Note each line where "JSON" appears, and copy it.
++++ Input records
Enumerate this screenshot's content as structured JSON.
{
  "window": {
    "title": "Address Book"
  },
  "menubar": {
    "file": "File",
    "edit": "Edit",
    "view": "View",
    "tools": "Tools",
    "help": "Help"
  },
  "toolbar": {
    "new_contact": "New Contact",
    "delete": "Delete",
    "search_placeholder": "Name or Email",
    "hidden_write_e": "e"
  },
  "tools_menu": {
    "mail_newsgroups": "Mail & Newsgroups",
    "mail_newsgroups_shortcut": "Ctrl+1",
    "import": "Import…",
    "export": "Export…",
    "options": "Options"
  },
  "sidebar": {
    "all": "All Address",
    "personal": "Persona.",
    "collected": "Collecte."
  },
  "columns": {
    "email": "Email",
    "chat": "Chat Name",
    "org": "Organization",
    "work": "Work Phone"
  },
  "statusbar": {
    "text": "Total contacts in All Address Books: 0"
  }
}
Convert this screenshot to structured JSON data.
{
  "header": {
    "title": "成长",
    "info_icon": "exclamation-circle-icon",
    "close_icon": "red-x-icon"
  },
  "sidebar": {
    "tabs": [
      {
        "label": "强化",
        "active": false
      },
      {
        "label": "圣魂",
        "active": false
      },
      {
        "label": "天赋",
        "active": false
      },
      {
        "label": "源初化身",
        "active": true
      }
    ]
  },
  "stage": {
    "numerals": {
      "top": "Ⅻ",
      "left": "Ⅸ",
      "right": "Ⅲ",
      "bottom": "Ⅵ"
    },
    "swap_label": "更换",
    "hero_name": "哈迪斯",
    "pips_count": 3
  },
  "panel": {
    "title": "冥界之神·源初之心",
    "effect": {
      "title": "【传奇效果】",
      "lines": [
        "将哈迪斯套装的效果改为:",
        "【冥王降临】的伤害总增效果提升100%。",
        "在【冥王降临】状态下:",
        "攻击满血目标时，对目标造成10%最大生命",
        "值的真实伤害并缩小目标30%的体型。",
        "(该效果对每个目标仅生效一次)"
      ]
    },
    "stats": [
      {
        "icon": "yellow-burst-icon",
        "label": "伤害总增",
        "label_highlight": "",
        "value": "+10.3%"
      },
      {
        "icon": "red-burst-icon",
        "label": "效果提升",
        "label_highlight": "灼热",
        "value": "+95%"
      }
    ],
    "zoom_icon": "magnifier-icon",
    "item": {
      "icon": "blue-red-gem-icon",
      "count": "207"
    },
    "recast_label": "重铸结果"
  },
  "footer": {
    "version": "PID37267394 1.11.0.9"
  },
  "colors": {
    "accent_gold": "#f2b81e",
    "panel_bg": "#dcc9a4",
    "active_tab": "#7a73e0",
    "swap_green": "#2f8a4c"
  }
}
++++++++
**Response to the task**
Enumerate this screenshot's content as structured JSON.
Convert this screenshot to structured JSON data.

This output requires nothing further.